[Figure collection entries]
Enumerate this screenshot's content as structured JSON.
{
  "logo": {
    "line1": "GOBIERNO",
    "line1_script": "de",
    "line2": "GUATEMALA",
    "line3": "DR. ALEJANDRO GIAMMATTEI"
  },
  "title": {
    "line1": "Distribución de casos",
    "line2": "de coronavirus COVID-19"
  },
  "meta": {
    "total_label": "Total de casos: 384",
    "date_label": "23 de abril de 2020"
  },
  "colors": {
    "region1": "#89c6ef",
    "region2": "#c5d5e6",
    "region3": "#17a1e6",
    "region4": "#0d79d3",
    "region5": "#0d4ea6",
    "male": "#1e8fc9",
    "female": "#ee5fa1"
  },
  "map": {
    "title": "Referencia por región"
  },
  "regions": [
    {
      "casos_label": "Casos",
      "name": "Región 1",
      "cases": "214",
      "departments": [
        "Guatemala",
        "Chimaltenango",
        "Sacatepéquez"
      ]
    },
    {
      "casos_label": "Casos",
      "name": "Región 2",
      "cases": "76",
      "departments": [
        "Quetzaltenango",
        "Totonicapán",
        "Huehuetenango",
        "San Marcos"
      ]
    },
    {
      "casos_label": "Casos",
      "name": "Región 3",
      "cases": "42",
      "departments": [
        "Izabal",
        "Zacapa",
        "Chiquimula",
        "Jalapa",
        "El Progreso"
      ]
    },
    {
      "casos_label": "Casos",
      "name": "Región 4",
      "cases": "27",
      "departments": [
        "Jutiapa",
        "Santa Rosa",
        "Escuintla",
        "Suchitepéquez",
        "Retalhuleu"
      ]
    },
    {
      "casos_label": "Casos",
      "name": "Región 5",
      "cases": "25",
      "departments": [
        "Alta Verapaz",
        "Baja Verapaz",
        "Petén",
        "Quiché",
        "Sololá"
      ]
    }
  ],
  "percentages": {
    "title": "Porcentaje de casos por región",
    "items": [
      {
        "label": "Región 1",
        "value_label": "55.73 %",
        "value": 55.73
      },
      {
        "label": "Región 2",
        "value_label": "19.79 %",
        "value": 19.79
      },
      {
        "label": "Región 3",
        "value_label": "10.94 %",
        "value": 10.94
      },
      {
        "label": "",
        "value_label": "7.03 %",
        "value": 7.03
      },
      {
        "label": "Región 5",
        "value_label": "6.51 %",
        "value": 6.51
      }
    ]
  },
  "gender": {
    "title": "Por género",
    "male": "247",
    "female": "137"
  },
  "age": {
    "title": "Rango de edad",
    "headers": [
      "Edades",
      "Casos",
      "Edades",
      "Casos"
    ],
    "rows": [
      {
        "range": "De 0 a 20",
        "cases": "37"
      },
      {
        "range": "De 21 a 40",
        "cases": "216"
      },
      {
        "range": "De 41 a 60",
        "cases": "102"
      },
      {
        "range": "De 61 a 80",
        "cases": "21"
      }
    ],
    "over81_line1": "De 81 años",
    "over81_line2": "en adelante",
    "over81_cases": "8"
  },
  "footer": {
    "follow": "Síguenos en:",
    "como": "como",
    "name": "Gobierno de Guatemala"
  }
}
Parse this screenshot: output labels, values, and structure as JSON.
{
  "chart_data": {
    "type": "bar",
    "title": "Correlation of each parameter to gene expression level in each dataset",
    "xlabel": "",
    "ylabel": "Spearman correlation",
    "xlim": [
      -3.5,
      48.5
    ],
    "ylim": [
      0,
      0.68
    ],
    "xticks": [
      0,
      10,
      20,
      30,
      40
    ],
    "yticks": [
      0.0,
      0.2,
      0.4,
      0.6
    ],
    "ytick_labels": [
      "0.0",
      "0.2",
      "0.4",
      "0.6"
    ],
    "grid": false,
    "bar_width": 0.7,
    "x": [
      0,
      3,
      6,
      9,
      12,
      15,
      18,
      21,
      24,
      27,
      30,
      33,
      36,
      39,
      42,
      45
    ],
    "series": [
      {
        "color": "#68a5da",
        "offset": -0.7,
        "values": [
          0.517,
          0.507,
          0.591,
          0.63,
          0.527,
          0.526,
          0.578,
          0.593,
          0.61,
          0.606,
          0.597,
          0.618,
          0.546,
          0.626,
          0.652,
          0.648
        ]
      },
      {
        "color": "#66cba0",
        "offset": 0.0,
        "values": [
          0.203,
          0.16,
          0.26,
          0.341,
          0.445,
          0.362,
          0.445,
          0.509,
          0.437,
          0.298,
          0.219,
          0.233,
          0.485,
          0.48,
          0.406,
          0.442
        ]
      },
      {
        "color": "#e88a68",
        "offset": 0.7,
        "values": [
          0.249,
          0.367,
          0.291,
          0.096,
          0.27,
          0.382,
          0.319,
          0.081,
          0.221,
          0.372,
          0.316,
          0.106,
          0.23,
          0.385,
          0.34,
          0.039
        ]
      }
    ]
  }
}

WORK REQUEST:
Repeat the records above exactly, from the first line to the last.

ANSWER TO THIS TASK:
Enumerate this screenshot's content as structured JSON.
{
  "logo": {
    "line1": "GOBIERNO",
    "line1_script": "de",
    "line2": "GUATEMALA",
    "line3": "DR. ALEJANDRO GIAMMATTEI"
  },
  "title": {
    "line1": "Distribución de casos",
    "line2": "de coronavirus COVID-19"
  },
  "meta": {
    "total_label": "Total de casos: 384",
    "date_label": "23 de abril de 2020"
  },
  "colors": {
    "region1": "#89c6ef",
    "region2": "#c5d5e6",
    "region3": "#17a1e6",
    "region4": "#0d79d3",
    "region5": "#0d4ea6",
    "male": "#1e8fc9",
    "female": "#ee5fa1"
  },
  "map": {
    "title": "Referencia por región"
  },
  "regions": [
    {
      "casos_label": "Casos",
      "name": "Región 1",
      "cases": "214",
      "departments": [
        "Guatemala",
        "Chimaltenango",
        "Sacatepéquez"
      ]
    },
    {
      "casos_label": "Casos",
      "name": "Región 2",
      "cases": "76",
      "departments": [
        "Quetzaltenango",
        "Totonicapán",
        "Huehuetenango",
        "San Marcos"
      ]
    },
    {
      "casos_label": "Casos",
      "name": "Región 3",
      "cases": "42",
      "departments": [
        "Izabal",
        "Zacapa",
        "Chiquimula",
        "Jalapa",
        "El Progreso"
      ]
    },
    {
      "casos_label": "Casos",
      "name": "Región 4",
      "cases": "27",
      "departments": [
        "Jutiapa",
        "Santa Rosa",
        "Escuintla",
        "Suchitepéquez",
        "Retalhuleu"
      ]
    },
    {
      "casos_label": "Casos",
      "name": "Región 5",
      "cases": "25",
      "departments": [
        "Alta Verapaz",
        "Baja Verapaz",
        "Petén",
        "Quiché",
        "Sololá"
      ]
    }
  ],
  "percentages": {
    "title": "Porcentaje de casos por región",
    "items": [
      {
        "label": "Región 1",
        "value_label": "55.73 %",
        "value": 55.73
      },
      {
        "label": "Región 2",
        "value_label": "19.79 %",
        "value": 19.79
      },
      {
        "label": "Región 3",
        "value_label": "10.94 %",
        "value": 10.94
      },
      {
        "label": "",
        "value_label": "7.03 %",
        "value": 7.03
      },
      {
        "label": "Región 5",
        "value_label": "6.51 %",
        "value": 6.51
      }
    ]
  },
  "gender": {
    "title": "Por género",
    "male": "247",
    "female": "137"
  },
  "age": {
    "title": "Rango de edad",
    "headers": [
      "Edades",
      "Casos",
      "Edades",
      "Casos"
    ],
    "rows": [
      {
        "range": "De 0 a 20",
        "cases": "37"
      },
      {
        "range": "De 21 a 40",
        "cases": "216"
      },
      {
        "range": "De 41 a 60",
        "cases": "102"
      },
      {
        "range": "De 61 a 80",
        "cases": "21"
      }
    ],
    "over81_line1": "De 81 años",
    "over81_line2": "en adelante",
    "over81_cases": "8"
  },
  "footer": {
    "follow": "Síguenos en:",
    "como": "como",
    "name": "Gobierno de Guatemala"
  }
}
Parse this screenshot: output labels, values, and structure as JSON.
{
  "chart_data": {
    "type": "bar",
    "title": "Correlation of each parameter to gene expression level in each dataset",
    "xlabel": "",
    "ylabel": "Spearman correlation",
    "xlim": [
      -3.5,
      48.5
    ],
    "ylim": [
      0,
      0.68
    ],
    "xticks": [
      0,
      10,
      20,
      30,
      40
    ],
    "yticks": [
      0.0,
      0.2,
      0.4,
      0.6
    ],
    "ytick_labels": [
      "0.0",
      "0.2",
      "0.4",
      "0.6"
    ],
    "grid": false,
    "bar_width": 0.7,
    "x": [
      0,
      3,
      6,
      9,
      12,
      15,
      18,
      21,
      24,
      27,
      30,
      33,
      36,
      39,
      42,
      45
    ],
    "series": [
      {
        "color": "#68a5da",
        "offset": -0.7,
        "values": [
          0.517,
          0.507,
          0.591,
          0.63,
          0.527,
          0.526,
          0.578,
          0.593,
          0.61,
          0.606,
          0.597,
          0.618,
          0.546,
          0.626,
          0.652,
          0.648
        ]
      },
      {
        "color": "#66cba0",
        "offset": 0.0,
        "values": [
          0.203,
          0.16,
          0.26,
          0.341,
          0.445,
          0.362,
          0.445,
          0.509,
          0.437,
          0.298,
          0.219,
          0.233,
          0.485,
          0.48,
          0.406,
          0.442
        ]
      },
      {
        "color": "#e88a68",
        "offset": 0.7,
        "values": [
          0.249,
          0.367,
          0.291,
          0.096,
          0.27,
          0.382,
          0.319,
          0.081,
          0.221,
          0.372,
          0.316,
          0.106,
          0.23,
          0.385,
          0.34,
          0.039
        ]
      }
    ]
  }
}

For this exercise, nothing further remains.